• TASK REQUIREMENTS: Copy the data exactly; pictures stay out of the copy.
* * * * * * * * *
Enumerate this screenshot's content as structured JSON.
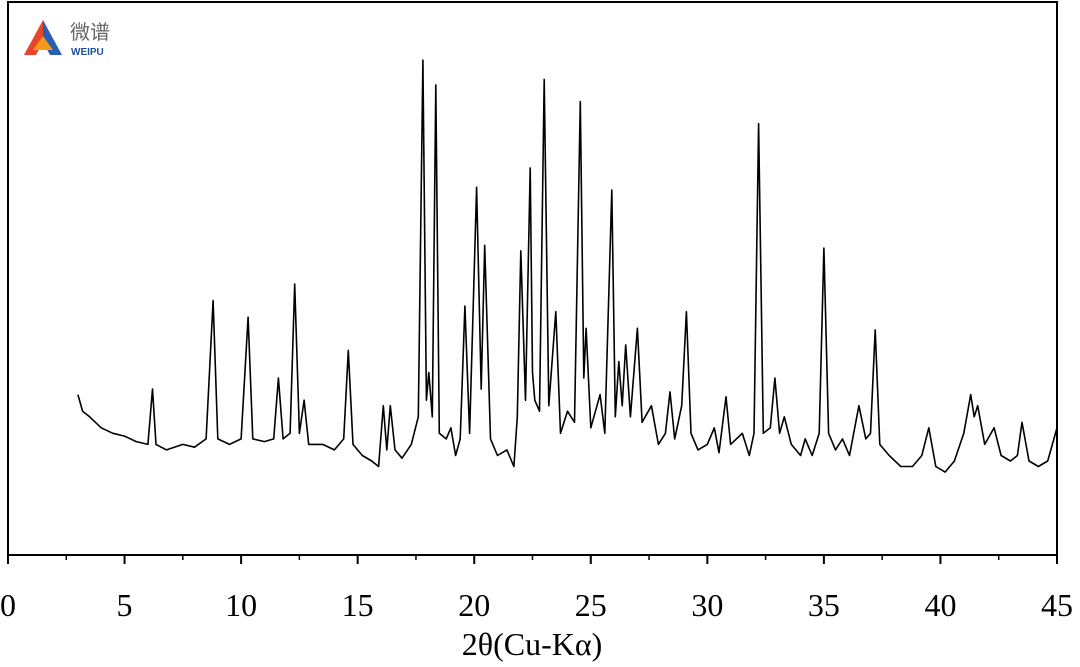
{
  "logo": {
    "cn": "微谱",
    "en": "WEIPU"
  },
  "chart_data": {
    "type": "line",
    "xlabel": "2θ(Cu-Kα)",
    "color": "#000000",
    "xlim": [
      0,
      45
    ],
    "xticks": [
      0,
      5,
      10,
      15,
      20,
      25,
      30,
      35,
      40,
      45
    ],
    "xminorticks": [
      2.5,
      7.5,
      12.5,
      17.5,
      22.5,
      27.5,
      32.5,
      37.5,
      42.5
    ],
    "ylim": [
      0,
      100
    ],
    "x": [
      3.0,
      3.2,
      3.5,
      4.0,
      4.5,
      5.0,
      5.5,
      6.0,
      6.2,
      6.35,
      6.8,
      7.5,
      8.0,
      8.5,
      8.8,
      9.0,
      9.5,
      10.0,
      10.3,
      10.5,
      11.0,
      11.4,
      11.6,
      11.8,
      12.1,
      12.3,
      12.5,
      12.7,
      12.9,
      13.5,
      14.0,
      14.4,
      14.6,
      14.8,
      15.2,
      15.6,
      15.9,
      16.1,
      16.25,
      16.4,
      16.6,
      16.9,
      17.3,
      17.6,
      17.8,
      17.95,
      18.05,
      18.2,
      18.35,
      18.5,
      18.8,
      19.0,
      19.2,
      19.4,
      19.6,
      19.8,
      20.1,
      20.3,
      20.45,
      20.7,
      21.0,
      21.4,
      21.7,
      21.85,
      22.0,
      22.2,
      22.4,
      22.5,
      22.6,
      22.8,
      23.0,
      23.2,
      23.5,
      23.7,
      24.0,
      24.3,
      24.55,
      24.7,
      24.8,
      25.0,
      25.4,
      25.6,
      25.9,
      26.05,
      26.2,
      26.35,
      26.5,
      26.7,
      27.0,
      27.2,
      27.6,
      27.9,
      28.2,
      28.4,
      28.6,
      28.9,
      29.1,
      29.3,
      29.6,
      30.0,
      30.3,
      30.5,
      30.8,
      31.0,
      31.5,
      31.8,
      32.0,
      32.2,
      32.4,
      32.7,
      32.9,
      33.1,
      33.3,
      33.6,
      34.0,
      34.2,
      34.5,
      34.8,
      35.0,
      35.2,
      35.5,
      35.8,
      36.1,
      36.5,
      36.8,
      37.0,
      37.2,
      37.4,
      37.8,
      38.3,
      38.8,
      39.2,
      39.5,
      39.8,
      40.2,
      40.6,
      41.0,
      41.3,
      41.45,
      41.6,
      41.9,
      42.3,
      42.6,
      43.0,
      43.3,
      43.5,
      43.8,
      44.2,
      44.6,
      45.0
    ],
    "values": [
      29,
      26,
      25,
      23,
      22,
      21.5,
      20.5,
      20,
      30,
      20,
      19,
      20,
      19.5,
      21,
      46,
      21,
      20,
      21,
      43,
      21,
      20.5,
      21,
      32,
      21,
      22,
      49,
      22,
      28,
      20,
      20,
      19,
      21,
      37,
      20,
      18,
      17,
      16,
      27,
      19,
      27,
      19,
      17.5,
      20,
      25,
      89.5,
      28,
      33,
      25,
      85,
      22,
      21,
      23,
      18,
      21,
      45,
      22,
      66.5,
      30,
      56,
      21,
      18,
      19,
      16,
      25,
      55,
      28,
      70,
      33,
      28,
      26,
      86,
      27,
      44,
      22,
      26,
      24,
      82,
      32,
      41,
      23,
      29,
      22,
      66,
      25,
      35,
      27,
      38,
      25,
      41,
      24,
      27,
      20,
      22,
      29.5,
      21,
      27,
      44,
      22,
      19,
      20,
      23,
      18.5,
      28.6,
      20,
      22,
      18,
      22,
      78,
      22,
      23,
      32,
      22,
      25,
      20,
      18,
      21,
      18,
      22,
      55.5,
      22,
      19,
      21,
      18,
      27,
      21,
      22,
      40.7,
      20,
      18,
      16,
      16,
      18,
      23,
      16,
      15,
      17,
      22,
      29,
      25,
      27,
      20,
      23,
      18,
      17,
      18,
      24,
      17,
      16,
      17,
      23
    ]
  }
}
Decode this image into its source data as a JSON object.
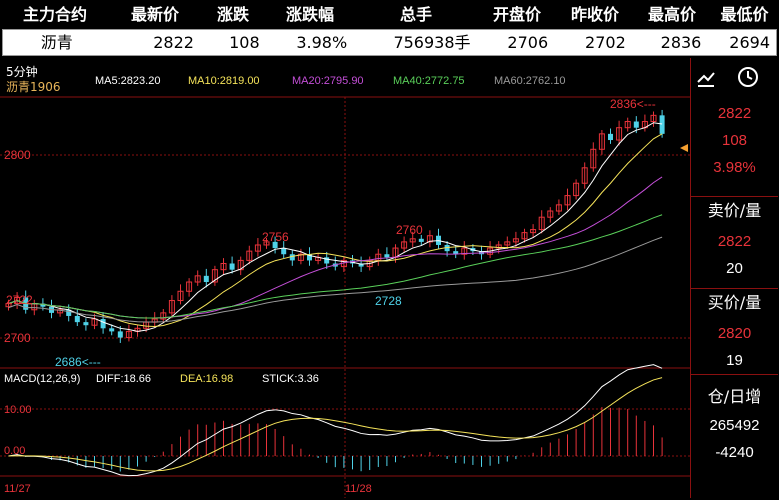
{
  "header": {
    "labels": [
      "主力合约",
      "最新价",
      "涨跌",
      "涨跌幅",
      "总手",
      "开盘价",
      "昨收价",
      "最高价",
      "最低价"
    ],
    "values": [
      "沥青",
      "2822",
      "108",
      "3.98%",
      "756938手",
      "2706",
      "2702",
      "2836",
      "2694"
    ]
  },
  "toolbar": {
    "period": "5分钟",
    "symbol": "沥青1906",
    "ma": [
      {
        "label": "MA5:2823.20",
        "color": "#ffffff"
      },
      {
        "label": "MA10:2819.00",
        "color": "#f5e35a"
      },
      {
        "label": "MA20:2795.90",
        "color": "#c44fd8"
      },
      {
        "label": "MA40:2772.75",
        "color": "#5ad05a"
      },
      {
        "label": "MA60:2762.10",
        "color": "#9a9a9a"
      }
    ],
    "draw_icon": "trend-draw-icon",
    "clock_icon": "clock-icon"
  },
  "price_axis": {
    "top": "2800",
    "bottom": "2700"
  },
  "annotations": {
    "high": "2836<---",
    "low": "2686<---",
    "p2756": "2756",
    "p2760": "2760",
    "p2722": "2722",
    "p2728": "2728"
  },
  "macd": {
    "label": "MACD(12,26,9)",
    "diff": "DIFF:18.66",
    "dea": "DEA:16.98",
    "stick": "STICK:3.36",
    "ytop": "10.00",
    "yzero": "0.00"
  },
  "dates": [
    "11/27",
    "11/28"
  ],
  "side": {
    "price": "2822",
    "change": "108",
    "pct": "3.98%",
    "ask_label": "卖价/量",
    "ask_price": "2822",
    "ask_vol": "20",
    "bid_label": "买价/量",
    "bid_price": "2820",
    "bid_vol": "19",
    "oi_label": "仓/日增",
    "oi": "265492",
    "oi_change": "-4240"
  },
  "colors": {
    "up": "#e8333a",
    "down": "#4fd2e8",
    "ma5": "#ffffff",
    "ma10": "#f5e35a",
    "ma20": "#c44fd8",
    "ma40": "#5ad05a",
    "ma60": "#9a9a9a"
  },
  "chart_data": {
    "type": "candlestick",
    "ylim": [
      2680,
      2842
    ],
    "closes": [
      2712,
      2716,
      2708,
      2712,
      2710,
      2706,
      2708,
      2704,
      2700,
      2698,
      2702,
      2696,
      2694,
      2690,
      2694,
      2696,
      2700,
      2702,
      2706,
      2714,
      2720,
      2726,
      2730,
      2726,
      2734,
      2738,
      2734,
      2740,
      2746,
      2750,
      2752,
      2748,
      2744,
      2740,
      2744,
      2740,
      2742,
      2738,
      2736,
      2740,
      2738,
      2736,
      2740,
      2744,
      2742,
      2748,
      2752,
      2754,
      2752,
      2756,
      2750,
      2746,
      2744,
      2748,
      2746,
      2744,
      2748,
      2750,
      2752,
      2754,
      2758,
      2760,
      2768,
      2772,
      2776,
      2782,
      2790,
      2800,
      2812,
      2822,
      2818,
      2826,
      2830,
      2826,
      2830,
      2834,
      2822
    ],
    "macd_dates": [
      "11/27",
      "11/28"
    ]
  }
}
* * * * * * * * *
• IN RESPONSE:
Enumerate this screenshot's content as structured JSON.
{
  "logo": {
    "cn": "微谱",
    "en": "WEIPU"
  },
  "chart_data": {
    "type": "line",
    "xlabel": "2θ(Cu-Kα)",
    "color": "#000000",
    "xlim": [
      0,
      45
    ],
    "xticks": [
      0,
      5,
      10,
      15,
      20,
      25,
      30,
      35,
      40,
      45
    ],
    "xminorticks": [
      2.5,
      7.5,
      12.5,
      17.5,
      22.5,
      27.5,
      32.5,
      37.5,
      42.5
    ],
    "ylim": [
      0,
      100
    ],
    "x": [
      3.0,
      3.2,
      3.5,
      4.0,
      4.5,
      5.0,
      5.5,
      6.0,
      6.2,
      6.35,
      6.8,
      7.5,
      8.0,
      8.5,
      8.8,
      9.0,
      9.5,
      10.0,
      10.3,
      10.5,
      11.0,
      11.4,
      11.6,
      11.8,
      12.1,
      12.3,
      12.5,
      12.7,
      12.9,
      13.5,
      14.0,
      14.4,
      14.6,
      14.8,
      15.2,
      15.6,
      15.9,
      16.1,
      16.25,
      16.4,
      16.6,
      16.9,
      17.3,
      17.6,
      17.8,
      17.95,
      18.05,
      18.2,
      18.35,
      18.5,
      18.8,
      19.0,
      19.2,
      19.4,
      19.6,
      19.8,
      20.1,
      20.3,
      20.45,
      20.7,
      21.0,
      21.4,
      21.7,
      21.85,
      22.0,
      22.2,
      22.4,
      22.5,
      22.6,
      22.8,
      23.0,
      23.2,
      23.5,
      23.7,
      24.0,
      24.3,
      24.55,
      24.7,
      24.8,
      25.0,
      25.4,
      25.6,
      25.9,
      26.05,
      26.2,
      26.35,
      26.5,
      26.7,
      27.0,
      27.2,
      27.6,
      27.9,
      28.2,
      28.4,
      28.6,
      28.9,
      29.1,
      29.3,
      29.6,
      30.0,
      30.3,
      30.5,
      30.8,
      31.0,
      31.5,
      31.8,
      32.0,
      32.2,
      32.4,
      32.7,
      32.9,
      33.1,
      33.3,
      33.6,
      34.0,
      34.2,
      34.5,
      34.8,
      35.0,
      35.2,
      35.5,
      35.8,
      36.1,
      36.5,
      36.8,
      37.0,
      37.2,
      37.4,
      37.8,
      38.3,
      38.8,
      39.2,
      39.5,
      39.8,
      40.2,
      40.6,
      41.0,
      41.3,
      41.45,
      41.6,
      41.9,
      42.3,
      42.6,
      43.0,
      43.3,
      43.5,
      43.8,
      44.2,
      44.6,
      45.0
    ],
    "values": [
      29,
      26,
      25,
      23,
      22,
      21.5,
      20.5,
      20,
      30,
      20,
      19,
      20,
      19.5,
      21,
      46,
      21,
      20,
      21,
      43,
      21,
      20.5,
      21,
      32,
      21,
      22,
      49,
      22,
      28,
      20,
      20,
      19,
      21,
      37,
      20,
      18,
      17,
      16,
      27,
      19,
      27,
      19,
      17.5,
      20,
      25,
      89.5,
      28,
      33,
      25,
      85,
      22,
      21,
      23,
      18,
      21,
      45,
      22,
      66.5,
      30,
      56,
      21,
      18,
      19,
      16,
      25,
      55,
      28,
      70,
      33,
      28,
      26,
      86,
      27,
      44,
      22,
      26,
      24,
      82,
      32,
      41,
      23,
      29,
      22,
      66,
      25,
      35,
      27,
      38,
      25,
      41,
      24,
      27,
      20,
      22,
      29.5,
      21,
      27,
      44,
      22,
      19,
      20,
      23,
      18.5,
      28.6,
      20,
      22,
      18,
      22,
      78,
      22,
      23,
      32,
      22,
      25,
      20,
      18,
      21,
      18,
      22,
      55.5,
      22,
      19,
      21,
      18,
      27,
      21,
      22,
      40.7,
      20,
      18,
      16,
      16,
      18,
      23,
      16,
      15,
      17,
      22,
      29,
      25,
      27,
      20,
      23,
      18,
      17,
      18,
      24,
      17,
      16,
      17,
      23
    ]
  }
}
Decode this image into its source data as a JSON object.
{
  "header": {
    "labels": [
      "主力合约",
      "最新价",
      "涨跌",
      "涨跌幅",
      "总手",
      "开盘价",
      "昨收价",
      "最高价",
      "最低价"
    ],
    "values": [
      "沥青",
      "2822",
      "108",
      "3.98%",
      "756938手",
      "2706",
      "2702",
      "2836",
      "2694"
    ]
  },
  "toolbar": {
    "period": "5分钟",
    "symbol": "沥青1906",
    "ma": [
      {
        "label": "MA5:2823.20",
        "color": "#ffffff"
      },
      {
        "label": "MA10:2819.00",
        "color": "#f5e35a"
      },
      {
        "label": "MA20:2795.90",
        "color": "#c44fd8"
      },
      {
        "label": "MA40:2772.75",
        "color": "#5ad05a"
      },
      {
        "label": "MA60:2762.10",
        "color": "#9a9a9a"
      }
    ],
    "draw_icon": "trend-draw-icon",
    "clock_icon": "clock-icon"
  },
  "price_axis": {
    "top": "2800",
    "bottom": "2700"
  },
  "annotations": {
    "high": "2836<---",
    "low": "2686<---",
    "p2756": "2756",
    "p2760": "2760",
    "p2722": "2722",
    "p2728": "2728"
  },
  "macd": {
    "label": "MACD(12,26,9)",
    "diff": "DIFF:18.66",
    "dea": "DEA:16.98",
    "stick": "STICK:3.36",
    "ytop": "10.00",
    "yzero": "0.00"
  },
  "dates": [
    "11/27",
    "11/28"
  ],
  "side": {
    "price": "2822",
    "change": "108",
    "pct": "3.98%",
    "ask_label": "卖价/量",
    "ask_price": "2822",
    "ask_vol": "20",
    "bid_label": "买价/量",
    "bid_price": "2820",
    "bid_vol": "19",
    "oi_label": "仓/日增",
    "oi": "265492",
    "oi_change": "-4240"
  },
  "colors": {
    "up": "#e8333a",
    "down": "#4fd2e8",
    "ma5": "#ffffff",
    "ma10": "#f5e35a",
    "ma20": "#c44fd8",
    "ma40": "#5ad05a",
    "ma60": "#9a9a9a"
  },
  "chart_data": {
    "type": "candlestick",
    "ylim": [
      2680,
      2842
    ],
    "closes": [
      2712,
      2716,
      2708,
      2712,
      2710,
      2706,
      2708,
      2704,
      2700,
      2698,
      2702,
      2696,
      2694,
      2690,
      2694,
      2696,
      2700,
      2702,
      2706,
      2714,
      2720,
      2726,
      2730,
      2726,
      2734,
      2738,
      2734,
      2740,
      2746,
      2750,
      2752,
      2748,
      2744,
      2740,
      2744,
      2740,
      2742,
      2738,
      2736,
      2740,
      2738,
      2736,
      2740,
      2744,
      2742,
      2748,
      2752,
      2754,
      2752,
      2756,
      2750,
      2746,
      2744,
      2748,
      2746,
      2744,
      2748,
      2750,
      2752,
      2754,
      2758,
      2760,
      2768,
      2772,
      2776,
      2782,
      2790,
      2800,
      2812,
      2822,
      2818,
      2826,
      2830,
      2826,
      2830,
      2834,
      2822
    ],
    "macd_dates": [
      "11/27",
      "11/28"
    ]
  }
}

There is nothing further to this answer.